**What you will do:**
Your task is to extract every entry that follows word for word while excluding the pictures.

______________________________

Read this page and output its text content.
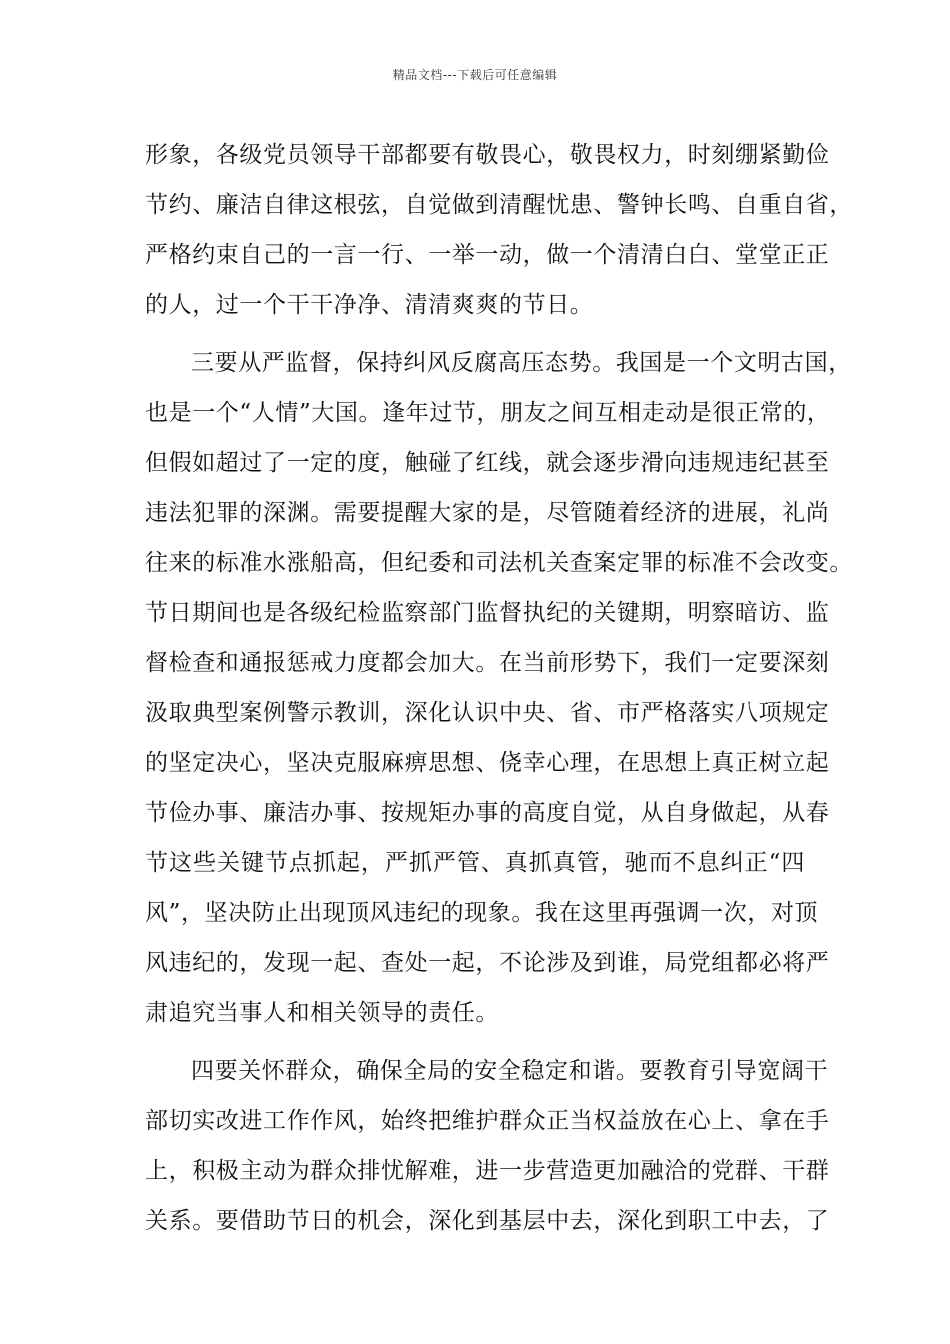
精品文档---下载后可任意编辑
形象，各级党员领导干部都要有敬畏心，敬畏权力，时刻绷紧勤俭
节约、廉洁自律这根弦，自觉做到清醒忧患、警钟长鸣、自重自省，
严格约束自己的一言一行、一举一动，做一个清清白白、堂堂正正
的人，过一个干干净净、清清爽爽的节日。
三要从严监督，保持纠风反腐高压态势。我国是一个文明古国，
也是一个“人情”大国。逢年过节，朋友之间互相走动是很正常的，
但假如超过了一定的度，触碰了红线，就会逐步滑向违规违纪甚至
违法犯罪的深渊。需要提醒大家的是，尽管随着经济的进展，礼尚
往来的标准水涨船高，但纪委和司法机关查案定罪的标准不会改变。
节日期间也是各级纪检监察部门监督执纪的关键期，明察暗访、监
督检查和通报惩戒力度都会加大。在当前形势下，我们一定要深刻
汲取典型案例警示教训，深化认识中央、省、市严格落实八项规定
的坚定决心，坚决克服麻痹思想、侥幸心理，在思想上真正树立起
节俭办事、廉洁办事、按规矩办事的高度自觉，从自身做起，从春
节这些关键节点抓起，严抓严管、真抓真管，驰而不息纠正“四
风”，坚决防止出现顶风违纪的现象。我在这里再强调一次，对顶
风违纪的，发现一起、查处一起，不论涉及到谁，局党组都必将严
肃追究当事人和相关领导的责任。
四要关怀群众，确保全局的安全稳定和谐。要教育引导宽阔干
部切实改进工作作风，始终把维护群众正当权益放在心上、拿在手
上，积极主动为群众排忧解难，进一步营造更加融洽的党群、干群
关系。要借助节日的机会，深化到基层中去，深化到职工中去，了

______________________________

**Answer to this problem:**
Read this page and output its text content.
精品文档---下载后可任意编辑
形象，各级党员领导干部都要有敬畏心，敬畏权力，时刻绷紧勤俭
节约、廉洁自律这根弦，自觉做到清醒忧患、警钟长鸣、自重自省，
严格约束自己的一言一行、一举一动，做一个清清白白、堂堂正正
的人，过一个干干净净、清清爽爽的节日。
三要从严监督，保持纠风反腐高压态势。我国是一个文明古国，
也是一个“人情”大国。逢年过节，朋友之间互相走动是很正常的，
但假如超过了一定的度，触碰了红线，就会逐步滑向违规违纪甚至
违法犯罪的深渊。需要提醒大家的是，尽管随着经济的进展，礼尚
往来的标准水涨船高，但纪委和司法机关查案定罪的标准不会改变。
节日期间也是各级纪检监察部门监督执纪的关键期，明察暗访、监
督检查和通报惩戒力度都会加大。在当前形势下，我们一定要深刻
汲取典型案例警示教训，深化认识中央、省、市严格落实八项规定
的坚定决心，坚决克服麻痹思想、侥幸心理，在思想上真正树立起
节俭办事、廉洁办事、按规矩办事的高度自觉，从自身做起，从春
节这些关键节点抓起，严抓严管、真抓真管，驰而不息纠正“四
风”，坚决防止出现顶风违纪的现象。我在这里再强调一次，对顶
风违纪的，发现一起、查处一起，不论涉及到谁，局党组都必将严
肃追究当事人和相关领导的责任。
四要关怀群众，确保全局的安全稳定和谐。要教育引导宽阔干
部切实改进工作作风，始终把维护群众正当权益放在心上、拿在手
上，积极主动为群众排忧解难，进一步营造更加融洽的党群、干群
关系。要借助节日的机会，深化到基层中去，深化到职工中去，了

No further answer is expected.